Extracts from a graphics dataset

****************

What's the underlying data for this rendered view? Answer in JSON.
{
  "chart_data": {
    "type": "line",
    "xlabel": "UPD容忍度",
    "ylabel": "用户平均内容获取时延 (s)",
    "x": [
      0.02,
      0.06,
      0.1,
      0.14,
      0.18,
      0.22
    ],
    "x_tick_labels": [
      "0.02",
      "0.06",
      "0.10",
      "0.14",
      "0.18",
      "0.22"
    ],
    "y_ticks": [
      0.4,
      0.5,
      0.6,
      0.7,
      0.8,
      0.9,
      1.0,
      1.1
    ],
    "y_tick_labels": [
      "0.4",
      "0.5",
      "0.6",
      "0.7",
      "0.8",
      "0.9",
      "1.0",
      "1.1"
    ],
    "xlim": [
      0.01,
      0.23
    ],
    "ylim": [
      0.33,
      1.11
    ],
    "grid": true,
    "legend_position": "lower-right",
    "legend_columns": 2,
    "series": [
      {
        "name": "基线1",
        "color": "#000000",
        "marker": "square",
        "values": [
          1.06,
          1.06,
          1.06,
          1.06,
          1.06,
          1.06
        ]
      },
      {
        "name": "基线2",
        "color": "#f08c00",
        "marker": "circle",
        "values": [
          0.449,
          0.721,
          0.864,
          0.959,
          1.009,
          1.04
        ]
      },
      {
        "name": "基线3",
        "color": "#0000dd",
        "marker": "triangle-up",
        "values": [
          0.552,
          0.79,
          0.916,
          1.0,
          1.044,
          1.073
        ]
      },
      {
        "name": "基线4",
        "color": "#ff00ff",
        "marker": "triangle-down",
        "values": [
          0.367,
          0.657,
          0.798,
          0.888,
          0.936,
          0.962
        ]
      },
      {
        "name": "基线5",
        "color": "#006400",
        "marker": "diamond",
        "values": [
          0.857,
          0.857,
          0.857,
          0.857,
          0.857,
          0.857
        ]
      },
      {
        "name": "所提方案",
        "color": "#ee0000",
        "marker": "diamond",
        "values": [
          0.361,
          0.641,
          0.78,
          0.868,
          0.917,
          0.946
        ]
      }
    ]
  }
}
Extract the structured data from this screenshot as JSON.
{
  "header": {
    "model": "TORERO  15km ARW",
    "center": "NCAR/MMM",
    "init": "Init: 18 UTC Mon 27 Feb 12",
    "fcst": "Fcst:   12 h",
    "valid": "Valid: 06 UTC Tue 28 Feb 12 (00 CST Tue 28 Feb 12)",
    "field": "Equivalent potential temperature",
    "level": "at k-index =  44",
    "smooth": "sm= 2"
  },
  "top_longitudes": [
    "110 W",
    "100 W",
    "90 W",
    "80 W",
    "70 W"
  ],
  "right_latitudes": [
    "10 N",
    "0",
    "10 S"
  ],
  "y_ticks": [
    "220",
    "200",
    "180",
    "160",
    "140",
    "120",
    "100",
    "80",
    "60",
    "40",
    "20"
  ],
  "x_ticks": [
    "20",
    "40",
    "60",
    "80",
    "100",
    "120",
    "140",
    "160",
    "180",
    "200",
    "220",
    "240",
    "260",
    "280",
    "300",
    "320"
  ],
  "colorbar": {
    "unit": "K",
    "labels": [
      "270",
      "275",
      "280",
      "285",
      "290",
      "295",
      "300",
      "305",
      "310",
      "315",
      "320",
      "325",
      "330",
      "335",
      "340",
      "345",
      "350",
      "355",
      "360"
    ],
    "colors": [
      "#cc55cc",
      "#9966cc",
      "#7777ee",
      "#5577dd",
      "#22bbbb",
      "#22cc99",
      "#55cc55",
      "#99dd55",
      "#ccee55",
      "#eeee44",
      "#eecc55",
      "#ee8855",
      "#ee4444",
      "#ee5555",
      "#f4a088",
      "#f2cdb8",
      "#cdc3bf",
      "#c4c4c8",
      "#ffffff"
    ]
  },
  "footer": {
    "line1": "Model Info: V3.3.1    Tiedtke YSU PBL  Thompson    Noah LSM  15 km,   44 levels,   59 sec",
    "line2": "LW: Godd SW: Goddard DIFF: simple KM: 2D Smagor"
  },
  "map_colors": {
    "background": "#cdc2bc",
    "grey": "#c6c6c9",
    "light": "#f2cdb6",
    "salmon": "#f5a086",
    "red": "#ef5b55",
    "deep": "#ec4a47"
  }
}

****************

Aim of the exercise => Write the material out again word for word.

Worked solution =>
What's the underlying data for this rendered view? Answer in JSON.
{
  "chart_data": {
    "type": "line",
    "xlabel": "UPD容忍度",
    "ylabel": "用户平均内容获取时延 (s)",
    "x": [
      0.02,
      0.06,
      0.1,
      0.14,
      0.18,
      0.22
    ],
    "x_tick_labels": [
      "0.02",
      "0.06",
      "0.10",
      "0.14",
      "0.18",
      "0.22"
    ],
    "y_ticks": [
      0.4,
      0.5,
      0.6,
      0.7,
      0.8,
      0.9,
      1.0,
      1.1
    ],
    "y_tick_labels": [
      "0.4",
      "0.5",
      "0.6",
      "0.7",
      "0.8",
      "0.9",
      "1.0",
      "1.1"
    ],
    "xlim": [
      0.01,
      0.23
    ],
    "ylim": [
      0.33,
      1.11
    ],
    "grid": true,
    "legend_position": "lower-right",
    "legend_columns": 2,
    "series": [
      {
        "name": "基线1",
        "color": "#000000",
        "marker": "square",
        "values": [
          1.06,
          1.06,
          1.06,
          1.06,
          1.06,
          1.06
        ]
      },
      {
        "name": "基线2",
        "color": "#f08c00",
        "marker": "circle",
        "values": [
          0.449,
          0.721,
          0.864,
          0.959,
          1.009,
          1.04
        ]
      },
      {
        "name": "基线3",
        "color": "#0000dd",
        "marker": "triangle-up",
        "values": [
          0.552,
          0.79,
          0.916,
          1.0,
          1.044,
          1.073
        ]
      },
      {
        "name": "基线4",
        "color": "#ff00ff",
        "marker": "triangle-down",
        "values": [
          0.367,
          0.657,
          0.798,
          0.888,
          0.936,
          0.962
        ]
      },
      {
        "name": "基线5",
        "color": "#006400",
        "marker": "diamond",
        "values": [
          0.857,
          0.857,
          0.857,
          0.857,
          0.857,
          0.857
        ]
      },
      {
        "name": "所提方案",
        "color": "#ee0000",
        "marker": "diamond",
        "values": [
          0.361,
          0.641,
          0.78,
          0.868,
          0.917,
          0.946
        ]
      }
    ]
  }
}
Extract the structured data from this screenshot as JSON.
{
  "header": {
    "model": "TORERO  15km ARW",
    "center": "NCAR/MMM",
    "init": "Init: 18 UTC Mon 27 Feb 12",
    "fcst": "Fcst:   12 h",
    "valid": "Valid: 06 UTC Tue 28 Feb 12 (00 CST Tue 28 Feb 12)",
    "field": "Equivalent potential temperature",
    "level": "at k-index =  44",
    "smooth": "sm= 2"
  },
  "top_longitudes": [
    "110 W",
    "100 W",
    "90 W",
    "80 W",
    "70 W"
  ],
  "right_latitudes": [
    "10 N",
    "0",
    "10 S"
  ],
  "y_ticks": [
    "220",
    "200",
    "180",
    "160",
    "140",
    "120",
    "100",
    "80",
    "60",
    "40",
    "20"
  ],
  "x_ticks": [
    "20",
    "40",
    "60",
    "80",
    "100",
    "120",
    "140",
    "160",
    "180",
    "200",
    "220",
    "240",
    "260",
    "280",
    "300",
    "320"
  ],
  "colorbar": {
    "unit": "K",
    "labels": [
      "270",
      "275",
      "280",
      "285",
      "290",
      "295",
      "300",
      "305",
      "310",
      "315",
      "320",
      "325",
      "330",
      "335",
      "340",
      "345",
      "350",
      "355",
      "360"
    ],
    "colors": [
      "#cc55cc",
      "#9966cc",
      "#7777ee",
      "#5577dd",
      "#22bbbb",
      "#22cc99",
      "#55cc55",
      "#99dd55",
      "#ccee55",
      "#eeee44",
      "#eecc55",
      "#ee8855",
      "#ee4444",
      "#ee5555",
      "#f4a088",
      "#f2cdb8",
      "#cdc3bf",
      "#c4c4c8",
      "#ffffff"
    ]
  },
  "footer": {
    "line1": "Model Info: V3.3.1    Tiedtke YSU PBL  Thompson    Noah LSM  15 km,   44 levels,   59 sec",
    "line2": "LW: Godd SW: Goddard DIFF: simple KM: 2D Smagor"
  },
  "map_colors": {
    "background": "#cdc2bc",
    "grey": "#c6c6c9",
    "light": "#f2cdb6",
    "salmon": "#f5a086",
    "red": "#ef5b55",
    "deep": "#ec4a47"
  }
}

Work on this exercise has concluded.